--- start Given information ---

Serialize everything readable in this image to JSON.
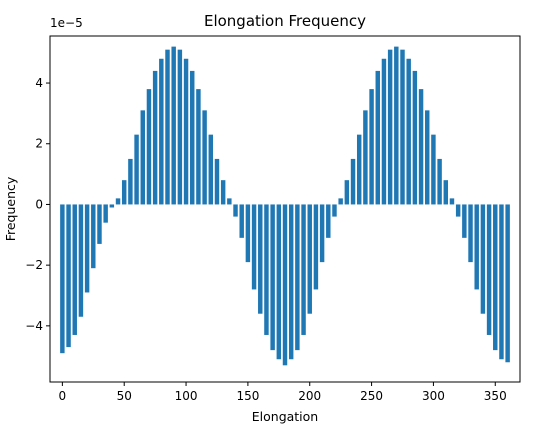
{
  "chart_data": {
    "type": "bar",
    "title": "Elongation Frequency",
    "xlabel": "Elongation",
    "ylabel": "Frequency",
    "y_offset_label": "1e−5",
    "y_multiplier": 1e-05,
    "xlim": [
      -10,
      370
    ],
    "ylim": [
      -5.85,
      5.55
    ],
    "xticks": [
      0,
      50,
      100,
      150,
      200,
      250,
      300,
      350
    ],
    "yticks": [
      -4,
      -2,
      0,
      2,
      4
    ],
    "ytick_labels": [
      "−4",
      "−2",
      "0",
      "2",
      "4"
    ],
    "grid": false,
    "color": "#1f77b4",
    "series": [
      {
        "x": [
          0,
          5,
          10,
          15,
          20,
          25,
          30,
          35,
          40,
          45,
          50,
          55,
          60,
          65,
          70,
          75,
          80,
          85,
          90,
          95,
          100,
          105,
          110,
          115,
          120,
          125,
          130,
          135,
          140,
          145,
          150,
          155,
          160,
          165,
          170,
          175,
          180,
          185,
          190,
          195,
          200,
          205,
          210,
          215,
          220,
          225,
          230,
          235,
          240,
          245,
          250,
          255,
          260,
          265,
          270,
          275,
          280,
          285,
          290,
          295,
          300,
          305,
          310,
          315,
          320,
          325,
          330,
          335,
          340,
          345,
          350,
          355,
          360
        ],
        "values": [
          -4.9,
          -4.7,
          -4.3,
          -3.7,
          -2.9,
          -2.1,
          -1.3,
          -0.6,
          -0.1,
          0.2,
          0.8,
          1.5,
          2.3,
          3.1,
          3.8,
          4.4,
          4.8,
          5.1,
          5.2,
          5.1,
          4.8,
          4.4,
          3.8,
          3.1,
          2.3,
          1.5,
          0.8,
          0.2,
          -0.4,
          -1.1,
          -1.9,
          -2.8,
          -3.6,
          -4.3,
          -4.8,
          -5.1,
          -5.3,
          -5.1,
          -4.8,
          -4.3,
          -3.6,
          -2.8,
          -1.9,
          -1.1,
          -0.4,
          0.2,
          0.8,
          1.5,
          2.3,
          3.1,
          3.8,
          4.4,
          4.8,
          5.1,
          5.2,
          5.1,
          4.8,
          4.4,
          3.8,
          3.1,
          2.3,
          1.5,
          0.8,
          0.2,
          -0.4,
          -1.1,
          -1.9,
          -2.8,
          -3.6,
          -4.3,
          -4.8,
          -5.1,
          -5.2
        ]
      }
    ]
  }
}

--- end Given information ---

Restate each entry word for word, please, but drop any images it holds.

Serialize everything readable in this image to JSON.
{
  "chart_data": {
    "type": "bar",
    "title": "Elongation Frequency",
    "xlabel": "Elongation",
    "ylabel": "Frequency",
    "y_offset_label": "1e−5",
    "y_multiplier": 1e-05,
    "xlim": [
      -10,
      370
    ],
    "ylim": [
      -5.85,
      5.55
    ],
    "xticks": [
      0,
      50,
      100,
      150,
      200,
      250,
      300,
      350
    ],
    "yticks": [
      -4,
      -2,
      0,
      2,
      4
    ],
    "ytick_labels": [
      "−4",
      "−2",
      "0",
      "2",
      "4"
    ],
    "grid": false,
    "color": "#1f77b4",
    "series": [
      {
        "x": [
          0,
          5,
          10,
          15,
          20,
          25,
          30,
          35,
          40,
          45,
          50,
          55,
          60,
          65,
          70,
          75,
          80,
          85,
          90,
          95,
          100,
          105,
          110,
          115,
          120,
          125,
          130,
          135,
          140,
          145,
          150,
          155,
          160,
          165,
          170,
          175,
          180,
          185,
          190,
          195,
          200,
          205,
          210,
          215,
          220,
          225,
          230,
          235,
          240,
          245,
          250,
          255,
          260,
          265,
          270,
          275,
          280,
          285,
          290,
          295,
          300,
          305,
          310,
          315,
          320,
          325,
          330,
          335,
          340,
          345,
          350,
          355,
          360
        ],
        "values": [
          -4.9,
          -4.7,
          -4.3,
          -3.7,
          -2.9,
          -2.1,
          -1.3,
          -0.6,
          -0.1,
          0.2,
          0.8,
          1.5,
          2.3,
          3.1,
          3.8,
          4.4,
          4.8,
          5.1,
          5.2,
          5.1,
          4.8,
          4.4,
          3.8,
          3.1,
          2.3,
          1.5,
          0.8,
          0.2,
          -0.4,
          -1.1,
          -1.9,
          -2.8,
          -3.6,
          -4.3,
          -4.8,
          -5.1,
          -5.3,
          -5.1,
          -4.8,
          -4.3,
          -3.6,
          -2.8,
          -1.9,
          -1.1,
          -0.4,
          0.2,
          0.8,
          1.5,
          2.3,
          3.1,
          3.8,
          4.4,
          4.8,
          5.1,
          5.2,
          5.1,
          4.8,
          4.4,
          3.8,
          3.1,
          2.3,
          1.5,
          0.8,
          0.2,
          -0.4,
          -1.1,
          -1.9,
          -2.8,
          -3.6,
          -4.3,
          -4.8,
          -5.1,
          -5.2
        ]
      }
    ]
  }
}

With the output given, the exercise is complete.